May & Nölke: Capitalism in Large Emerging Economies and the New Global Trade Order

From the Introduction:

Large emerging economies have increased their share of the global economy quite substantially over the last decades. Whereas discussions regarding the international political economy previously were focused on the US, EU and Japan, today this focus would be difficult to uphold anymore. In particular China, India and Brazil easily surpassed the established economies in terms of GDP growth, trade growth and industry value added growth during the last 30 years.

Although these figures fluctuate quite substantially on a yearly basis, there are no sound reasons to assume that this long-term tendency is likely to reverse any time soon. Correspondingly, countries such as Brazil, China and India increasingly have to be counted as heavyweights regarding the future of the global economy. Moreover, the large emerging markets recently have begun to organize themselves, in order to coordinate their activities regarding the global economic order. Examples for this coordination include the institutionalized cooperation between India, Brazil and South Africa (IBSA), the BASIC alliance (also including China), or the BRICS grouping, additionally comprising of Russia. In the long term, we thus may assume that we do not only witness a shift in economic importance in favor of large emerging economies, but also a conscious effort by the latter in order to influence global economic rules.

The likely consequences of the rise of the large emerging economies for the global economic order have been discussed widely during recent years (e.g., Cooper et al. 2007; Hurrell 2006; Subacchi 2008). However, the large emerging markets so far have focused on getting a seat at the table (e.g. larger voting rights in the Bretton Woods-institutions, participation in the Basle Committee), and have only just begun to outline their demands regarding specific policies. Thus, on the substance of this new global economic order, many of the existing accounts are either heavily speculative or, in contrast, purely descriptive and thus unable to make any substantial statement regarding the likely future course of events.

In order to overcome this state of affairs, our approach is based on the assumption that we need to develop clear analytical perspectives on the behavior of large emerging economies regarding the global economic order, if we want to surpass a state of discussion that is overly descriptive and/or speculative. The specific perspective that we are developing in this contribution is a “second image” one, in the terminology of Waltz (2001), i.e. we are highlighting the importance of domestic economic structures for the explanation of global economic policies. In contrast to liberal theories of international relations (Moravcsik 1997, Schirm 2012), however, we do not focus on the interactions between domestic societal interest groups and governments, but rather study the broad capitalist structures that have evolved in large emerging markets. The reason is twofold: On the one side, we are interested in the long-term evolution of emerging markets’ positions on the global economic order, a research interest that does not lend itself well to the demarcation of the issue-specific preferences of particular interest groups in individual countries, the usual approach of these liberal theories. On the other side, we are deeply skeptical regarding the application of conventional liberal-pluralist models of democratic policy-making to countries such as China, but also Brazil and India. Instead, we assume – in a more historical-institutionalist perspective – that the type of capitalism dominating in the large emerging economies will also determine their long-term preferences regarding the global economic order, i.e. they will want to make sure that global economic rules do not inhibit the functioning of their domestic economic order (Fioretos 2011). More specifically, we are situating our analysis in the approach of critical institutionalism within comparative capitalism (May and Nölke 2013), i.e. we are comparing national capitalist institutions from a perspective that is highlighting the historical evolution of specific forms of capitalism, based on their mode of integration into the global political economy and on domestic class struggles. Form this perspective, we are arguing that there are important commonalities between the national varieties of capitalism that have developed in the large emerging markets, and that this new type of capitalism is an important determinant of the future global economic order.

- Challenge a
Reproduce the passage of the introduction on large emerging economies, starting with "The likely consequences" and going on through "course of events.".

- The input
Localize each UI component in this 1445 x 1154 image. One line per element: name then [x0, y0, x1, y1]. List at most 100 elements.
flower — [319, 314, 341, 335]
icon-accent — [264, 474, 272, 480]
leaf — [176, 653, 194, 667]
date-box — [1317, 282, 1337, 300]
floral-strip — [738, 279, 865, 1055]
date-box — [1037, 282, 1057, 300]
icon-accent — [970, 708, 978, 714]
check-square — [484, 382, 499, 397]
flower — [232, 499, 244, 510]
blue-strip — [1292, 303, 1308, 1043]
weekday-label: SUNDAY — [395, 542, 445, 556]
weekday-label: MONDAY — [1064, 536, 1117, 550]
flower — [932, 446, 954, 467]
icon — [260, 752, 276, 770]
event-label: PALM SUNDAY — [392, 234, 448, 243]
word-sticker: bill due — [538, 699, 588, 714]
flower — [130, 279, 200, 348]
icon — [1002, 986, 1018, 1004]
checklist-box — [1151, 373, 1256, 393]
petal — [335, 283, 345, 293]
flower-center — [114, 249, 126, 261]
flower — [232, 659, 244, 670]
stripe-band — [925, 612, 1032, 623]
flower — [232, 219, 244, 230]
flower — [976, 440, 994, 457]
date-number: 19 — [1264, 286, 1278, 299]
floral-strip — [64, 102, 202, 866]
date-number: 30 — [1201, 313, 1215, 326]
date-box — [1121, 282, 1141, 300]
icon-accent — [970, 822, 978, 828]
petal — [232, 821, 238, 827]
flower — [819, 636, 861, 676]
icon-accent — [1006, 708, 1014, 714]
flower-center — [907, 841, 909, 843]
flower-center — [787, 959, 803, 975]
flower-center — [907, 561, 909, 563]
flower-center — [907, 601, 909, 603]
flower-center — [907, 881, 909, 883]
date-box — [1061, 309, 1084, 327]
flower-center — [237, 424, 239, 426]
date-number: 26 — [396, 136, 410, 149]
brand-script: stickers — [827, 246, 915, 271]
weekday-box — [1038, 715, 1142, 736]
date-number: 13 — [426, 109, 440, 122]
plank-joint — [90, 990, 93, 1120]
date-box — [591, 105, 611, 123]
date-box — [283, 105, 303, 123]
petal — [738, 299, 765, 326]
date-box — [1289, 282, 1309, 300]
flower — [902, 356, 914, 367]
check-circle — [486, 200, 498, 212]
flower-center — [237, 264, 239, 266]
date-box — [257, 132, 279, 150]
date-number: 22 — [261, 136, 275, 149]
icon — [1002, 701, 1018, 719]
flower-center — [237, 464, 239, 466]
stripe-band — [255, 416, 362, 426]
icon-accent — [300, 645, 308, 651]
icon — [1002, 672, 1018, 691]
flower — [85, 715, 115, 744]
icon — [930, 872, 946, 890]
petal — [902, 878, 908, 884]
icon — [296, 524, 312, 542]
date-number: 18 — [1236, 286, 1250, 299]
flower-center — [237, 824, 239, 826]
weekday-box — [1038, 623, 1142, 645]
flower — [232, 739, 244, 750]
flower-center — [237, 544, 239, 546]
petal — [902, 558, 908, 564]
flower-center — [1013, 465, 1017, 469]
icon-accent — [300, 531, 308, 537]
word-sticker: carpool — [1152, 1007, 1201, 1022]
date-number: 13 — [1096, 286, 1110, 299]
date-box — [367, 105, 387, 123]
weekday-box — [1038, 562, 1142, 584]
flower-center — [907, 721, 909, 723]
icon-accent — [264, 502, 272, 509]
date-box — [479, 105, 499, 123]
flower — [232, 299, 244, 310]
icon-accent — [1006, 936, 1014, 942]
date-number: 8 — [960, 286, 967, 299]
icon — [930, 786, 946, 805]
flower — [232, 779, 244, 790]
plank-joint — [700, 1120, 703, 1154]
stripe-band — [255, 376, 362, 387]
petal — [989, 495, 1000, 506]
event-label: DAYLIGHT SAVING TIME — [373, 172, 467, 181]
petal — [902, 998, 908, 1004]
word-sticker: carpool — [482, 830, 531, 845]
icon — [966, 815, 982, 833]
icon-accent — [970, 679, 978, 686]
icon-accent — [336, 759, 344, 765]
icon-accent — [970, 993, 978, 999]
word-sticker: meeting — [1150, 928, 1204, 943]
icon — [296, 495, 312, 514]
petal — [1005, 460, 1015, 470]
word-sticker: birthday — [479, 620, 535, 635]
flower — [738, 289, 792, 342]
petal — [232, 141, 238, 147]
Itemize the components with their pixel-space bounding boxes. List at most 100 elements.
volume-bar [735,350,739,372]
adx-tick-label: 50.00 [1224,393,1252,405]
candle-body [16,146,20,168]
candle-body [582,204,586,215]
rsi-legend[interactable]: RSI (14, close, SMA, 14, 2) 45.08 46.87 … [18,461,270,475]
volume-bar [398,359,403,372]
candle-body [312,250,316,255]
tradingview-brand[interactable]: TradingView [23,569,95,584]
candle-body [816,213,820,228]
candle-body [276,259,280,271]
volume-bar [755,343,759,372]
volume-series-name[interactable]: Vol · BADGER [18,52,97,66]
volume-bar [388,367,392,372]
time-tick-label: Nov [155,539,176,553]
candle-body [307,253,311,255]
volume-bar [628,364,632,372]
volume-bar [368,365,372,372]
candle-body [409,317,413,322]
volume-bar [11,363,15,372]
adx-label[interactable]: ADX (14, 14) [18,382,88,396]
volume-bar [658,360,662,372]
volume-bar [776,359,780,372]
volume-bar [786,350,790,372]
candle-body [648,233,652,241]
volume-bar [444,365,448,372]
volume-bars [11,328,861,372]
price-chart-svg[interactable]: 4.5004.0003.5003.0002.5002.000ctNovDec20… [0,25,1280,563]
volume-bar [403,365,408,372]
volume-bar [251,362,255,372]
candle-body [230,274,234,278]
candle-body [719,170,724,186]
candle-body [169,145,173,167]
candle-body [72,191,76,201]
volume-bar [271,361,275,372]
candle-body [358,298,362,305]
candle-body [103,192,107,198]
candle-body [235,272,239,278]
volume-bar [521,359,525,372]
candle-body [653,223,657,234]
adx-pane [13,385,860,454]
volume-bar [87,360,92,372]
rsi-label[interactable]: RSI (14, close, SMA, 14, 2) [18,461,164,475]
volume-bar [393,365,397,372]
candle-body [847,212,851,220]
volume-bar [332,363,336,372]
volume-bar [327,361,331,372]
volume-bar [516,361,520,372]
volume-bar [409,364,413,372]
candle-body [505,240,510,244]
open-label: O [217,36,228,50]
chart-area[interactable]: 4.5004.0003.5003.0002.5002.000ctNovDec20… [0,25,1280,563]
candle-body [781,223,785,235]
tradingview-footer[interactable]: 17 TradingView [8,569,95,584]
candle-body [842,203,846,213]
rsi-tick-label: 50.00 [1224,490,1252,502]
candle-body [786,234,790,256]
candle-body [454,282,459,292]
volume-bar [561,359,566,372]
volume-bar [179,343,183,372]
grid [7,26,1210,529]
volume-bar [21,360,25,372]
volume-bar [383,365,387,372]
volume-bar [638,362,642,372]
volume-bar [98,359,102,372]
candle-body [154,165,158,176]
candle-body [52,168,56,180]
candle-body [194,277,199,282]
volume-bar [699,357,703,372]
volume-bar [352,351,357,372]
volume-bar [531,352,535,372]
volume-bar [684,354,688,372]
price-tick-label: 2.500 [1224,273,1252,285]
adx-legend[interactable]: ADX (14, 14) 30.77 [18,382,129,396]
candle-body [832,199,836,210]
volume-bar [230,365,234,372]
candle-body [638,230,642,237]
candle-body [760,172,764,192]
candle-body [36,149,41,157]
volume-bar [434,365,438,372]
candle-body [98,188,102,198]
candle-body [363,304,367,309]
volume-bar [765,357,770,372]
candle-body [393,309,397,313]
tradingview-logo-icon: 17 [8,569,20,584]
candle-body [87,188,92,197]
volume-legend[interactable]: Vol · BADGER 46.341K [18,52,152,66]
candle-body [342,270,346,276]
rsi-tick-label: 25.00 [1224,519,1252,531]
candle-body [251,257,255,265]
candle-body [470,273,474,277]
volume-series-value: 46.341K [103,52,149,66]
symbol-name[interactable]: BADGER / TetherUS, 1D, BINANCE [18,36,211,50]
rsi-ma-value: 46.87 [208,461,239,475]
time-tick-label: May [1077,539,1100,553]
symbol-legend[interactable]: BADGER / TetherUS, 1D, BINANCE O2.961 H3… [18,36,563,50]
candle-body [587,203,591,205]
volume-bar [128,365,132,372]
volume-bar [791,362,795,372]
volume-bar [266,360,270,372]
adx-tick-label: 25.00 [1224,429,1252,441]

- Challenge b
Render the lines of the records, starting with the first line of the records and going on through the line with "petal — [335, 283, 345, 293]", as a JSON list of strings with one string per line and blank lines omitted.

- Answer a
The likely consequences of the rise of the large emerging economies for the global economic order have been discussed widely during recent years (e.g., Cooper et al. 2007; Hurrell 2006; Subacchi 2008). However, the large emerging markets so far have focused on getting a seat at the table (e.g. larger voting rights in the Bretton Woods-institutions, participation in the Basle Committee), and have only just begun to outline their demands regarding specific policies. Thus, on the substance of this new global economic order, many of the existing accounts are either heavily speculative or, in contrast, purely descriptive and thus unable to make any substantial statement regarding the likely future course of events.

- Answer b
[
  "Localize each UI component in this 1445 x 1154 image. One line per element: name then [x0, y0, x1, y1]. List at most 100 elements.",
  "flower — [319, 314, 341, 335]",
  "icon-accent — [264, 474, 272, 480]",
  "leaf — [176, 653, 194, 667]",
  "date-box — [1317, 282, 1337, 300]",
  "floral-strip — [738, 279, 865, 1055]",
  "date-box — [1037, 282, 1057, 300]",
  "icon-accent — [970, 708, 978, 714]",
  "check-square — [484, 382, 499, 397]",
  "flower — [232, 499, 244, 510]",
  "blue-strip — [1292, 303, 1308, 1043]",
  "weekday-label: SUNDAY — [395, 542, 445, 556]",
  "weekday-label: MONDAY — [1064, 536, 1117, 550]",
  "flower — [932, 446, 954, 467]",
  "icon — [260, 752, 276, 770]",
  "event-label: PALM SUNDAY — [392, 234, 448, 243]",
  "word-sticker: bill due — [538, 699, 588, 714]",
  "flower — [130, 279, 200, 348]",
  "icon — [1002, 986, 1018, 1004]",
  "checklist-box — [1151, 373, 1256, 393]",
  "petal — [335, 283, 345, 293]"
]